-------- DATA SUPPLIED

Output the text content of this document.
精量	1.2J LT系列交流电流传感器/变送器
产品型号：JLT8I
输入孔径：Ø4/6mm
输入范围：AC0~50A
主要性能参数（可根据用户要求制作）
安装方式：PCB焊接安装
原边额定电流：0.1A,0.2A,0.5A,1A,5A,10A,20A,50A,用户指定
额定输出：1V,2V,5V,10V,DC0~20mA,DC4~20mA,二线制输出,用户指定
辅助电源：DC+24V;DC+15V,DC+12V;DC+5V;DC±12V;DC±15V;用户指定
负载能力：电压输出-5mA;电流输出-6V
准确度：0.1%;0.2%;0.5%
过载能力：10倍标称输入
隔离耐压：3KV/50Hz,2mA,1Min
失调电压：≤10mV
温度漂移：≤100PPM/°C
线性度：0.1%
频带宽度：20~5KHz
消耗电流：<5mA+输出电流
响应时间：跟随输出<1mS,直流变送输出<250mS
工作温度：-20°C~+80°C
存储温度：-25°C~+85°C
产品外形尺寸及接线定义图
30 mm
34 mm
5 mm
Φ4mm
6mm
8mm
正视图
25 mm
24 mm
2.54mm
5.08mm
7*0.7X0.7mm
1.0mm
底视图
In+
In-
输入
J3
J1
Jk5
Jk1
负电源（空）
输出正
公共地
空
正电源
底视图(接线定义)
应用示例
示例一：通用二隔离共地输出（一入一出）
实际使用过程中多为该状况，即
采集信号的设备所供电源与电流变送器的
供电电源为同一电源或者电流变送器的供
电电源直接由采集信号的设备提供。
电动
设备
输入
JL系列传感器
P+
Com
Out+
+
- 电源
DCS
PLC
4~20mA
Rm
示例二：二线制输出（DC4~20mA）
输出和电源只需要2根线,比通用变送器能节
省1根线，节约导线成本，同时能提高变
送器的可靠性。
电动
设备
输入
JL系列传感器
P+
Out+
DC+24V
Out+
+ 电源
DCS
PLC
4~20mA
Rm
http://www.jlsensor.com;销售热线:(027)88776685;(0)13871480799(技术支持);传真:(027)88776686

----------------

→ REQUIREMENT:
Show each line of the listing that holds the string "二线制输出".

→ RESPONSE:
额定输出：1V,2V,5V,10V,DC0~20mA,DC4~20mA,二线制输出,用户指定
示例二：二线制输出（DC4~20mA）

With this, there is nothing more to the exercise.